* _Directions for this task_
Which lines in the records below include the word "threshold"? Report each of them in full.

* _Extracted data_
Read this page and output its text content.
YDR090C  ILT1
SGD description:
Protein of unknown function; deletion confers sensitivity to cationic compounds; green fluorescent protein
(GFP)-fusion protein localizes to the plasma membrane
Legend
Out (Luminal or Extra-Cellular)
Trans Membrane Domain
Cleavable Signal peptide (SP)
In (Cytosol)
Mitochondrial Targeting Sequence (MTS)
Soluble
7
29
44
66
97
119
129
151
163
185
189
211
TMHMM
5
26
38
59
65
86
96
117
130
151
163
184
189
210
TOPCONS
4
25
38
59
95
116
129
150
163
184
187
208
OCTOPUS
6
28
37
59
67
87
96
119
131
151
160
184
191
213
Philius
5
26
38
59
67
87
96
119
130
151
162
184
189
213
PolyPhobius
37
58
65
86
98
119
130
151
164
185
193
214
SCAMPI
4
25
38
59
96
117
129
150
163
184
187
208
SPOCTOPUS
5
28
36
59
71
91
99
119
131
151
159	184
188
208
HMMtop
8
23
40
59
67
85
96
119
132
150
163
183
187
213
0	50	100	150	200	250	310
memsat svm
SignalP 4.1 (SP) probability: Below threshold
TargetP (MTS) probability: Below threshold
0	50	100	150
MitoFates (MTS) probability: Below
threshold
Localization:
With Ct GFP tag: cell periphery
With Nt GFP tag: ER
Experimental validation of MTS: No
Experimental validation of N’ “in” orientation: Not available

* _Exercise answer_
SignalP 4.1 (SP) probability: Below threshold
TargetP (MTS) probability: Below threshold
threshold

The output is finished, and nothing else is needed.